OBJECTIVE
Quote every line of the material beneath this one.

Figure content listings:

——

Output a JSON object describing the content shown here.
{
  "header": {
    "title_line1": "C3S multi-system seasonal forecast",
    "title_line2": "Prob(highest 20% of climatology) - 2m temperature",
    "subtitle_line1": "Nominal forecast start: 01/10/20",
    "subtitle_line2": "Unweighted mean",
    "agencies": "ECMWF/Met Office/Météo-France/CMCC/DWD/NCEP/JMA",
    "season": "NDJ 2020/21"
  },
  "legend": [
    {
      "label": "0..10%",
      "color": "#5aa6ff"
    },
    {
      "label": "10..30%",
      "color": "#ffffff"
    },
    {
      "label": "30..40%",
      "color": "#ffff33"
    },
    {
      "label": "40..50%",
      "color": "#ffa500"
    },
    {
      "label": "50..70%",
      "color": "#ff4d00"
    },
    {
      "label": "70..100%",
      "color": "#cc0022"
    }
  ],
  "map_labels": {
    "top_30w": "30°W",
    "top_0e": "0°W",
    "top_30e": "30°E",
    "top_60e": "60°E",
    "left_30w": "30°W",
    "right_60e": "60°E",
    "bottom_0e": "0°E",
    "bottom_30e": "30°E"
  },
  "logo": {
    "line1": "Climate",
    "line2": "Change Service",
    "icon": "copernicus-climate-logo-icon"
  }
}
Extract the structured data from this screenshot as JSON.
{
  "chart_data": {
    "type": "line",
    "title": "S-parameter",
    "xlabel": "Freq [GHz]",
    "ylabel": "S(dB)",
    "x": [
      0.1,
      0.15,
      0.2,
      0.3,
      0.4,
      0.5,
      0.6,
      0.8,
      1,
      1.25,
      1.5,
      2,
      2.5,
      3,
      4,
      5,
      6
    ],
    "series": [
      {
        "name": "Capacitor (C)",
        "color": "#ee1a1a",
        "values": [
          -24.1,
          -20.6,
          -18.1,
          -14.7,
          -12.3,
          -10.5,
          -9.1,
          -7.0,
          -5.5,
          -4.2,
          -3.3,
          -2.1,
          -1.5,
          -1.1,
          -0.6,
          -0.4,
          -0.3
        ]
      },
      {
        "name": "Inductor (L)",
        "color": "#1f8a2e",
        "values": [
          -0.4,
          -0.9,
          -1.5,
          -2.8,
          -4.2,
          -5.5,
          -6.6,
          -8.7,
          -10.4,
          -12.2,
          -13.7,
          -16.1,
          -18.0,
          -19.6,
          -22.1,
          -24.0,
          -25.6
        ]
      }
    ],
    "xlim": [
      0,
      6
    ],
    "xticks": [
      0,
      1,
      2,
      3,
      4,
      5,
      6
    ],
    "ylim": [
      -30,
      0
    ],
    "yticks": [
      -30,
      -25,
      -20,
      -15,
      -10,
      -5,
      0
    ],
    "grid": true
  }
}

——

EXERCISE RESULT
Output a JSON object describing the content shown here.
{
  "header": {
    "title_line1": "C3S multi-system seasonal forecast",
    "title_line2": "Prob(highest 20% of climatology) - 2m temperature",
    "subtitle_line1": "Nominal forecast start: 01/10/20",
    "subtitle_line2": "Unweighted mean",
    "agencies": "ECMWF/Met Office/Météo-France/CMCC/DWD/NCEP/JMA",
    "season": "NDJ 2020/21"
  },
  "legend": [
    {
      "label": "0..10%",
      "color": "#5aa6ff"
    },
    {
      "label": "10..30%",
      "color": "#ffffff"
    },
    {
      "label": "30..40%",
      "color": "#ffff33"
    },
    {
      "label": "40..50%",
      "color": "#ffa500"
    },
    {
      "label": "50..70%",
      "color": "#ff4d00"
    },
    {
      "label": "70..100%",
      "color": "#cc0022"
    }
  ],
  "map_labels": {
    "top_30w": "30°W",
    "top_0e": "0°W",
    "top_30e": "30°E",
    "top_60e": "60°E",
    "left_30w": "30°W",
    "right_60e": "60°E",
    "bottom_0e": "0°E",
    "bottom_30e": "30°E"
  },
  "logo": {
    "line1": "Climate",
    "line2": "Change Service",
    "icon": "copernicus-climate-logo-icon"
  }
}
Extract the structured data from this screenshot as JSON.
{
  "chart_data": {
    "type": "line",
    "title": "S-parameter",
    "xlabel": "Freq [GHz]",
    "ylabel": "S(dB)",
    "x": [
      0.1,
      0.15,
      0.2,
      0.3,
      0.4,
      0.5,
      0.6,
      0.8,
      1,
      1.25,
      1.5,
      2,
      2.5,
      3,
      4,
      5,
      6
    ],
    "series": [
      {
        "name": "Capacitor (C)",
        "color": "#ee1a1a",
        "values": [
          -24.1,
          -20.6,
          -18.1,
          -14.7,
          -12.3,
          -10.5,
          -9.1,
          -7.0,
          -5.5,
          -4.2,
          -3.3,
          -2.1,
          -1.5,
          -1.1,
          -0.6,
          -0.4,
          -0.3
        ]
      },
      {
        "name": "Inductor (L)",
        "color": "#1f8a2e",
        "values": [
          -0.4,
          -0.9,
          -1.5,
          -2.8,
          -4.2,
          -5.5,
          -6.6,
          -8.7,
          -10.4,
          -12.2,
          -13.7,
          -16.1,
          -18.0,
          -19.6,
          -22.1,
          -24.0,
          -25.6
        ]
      }
    ],
    "xlim": [
      0,
      6
    ],
    "xticks": [
      0,
      1,
      2,
      3,
      4,
      5,
      6
    ],
    "ylim": [
      -30,
      0
    ],
    "yticks": [
      -30,
      -25,
      -20,
      -15,
      -10,
      -5,
      0
    ],
    "grid": true
  }
}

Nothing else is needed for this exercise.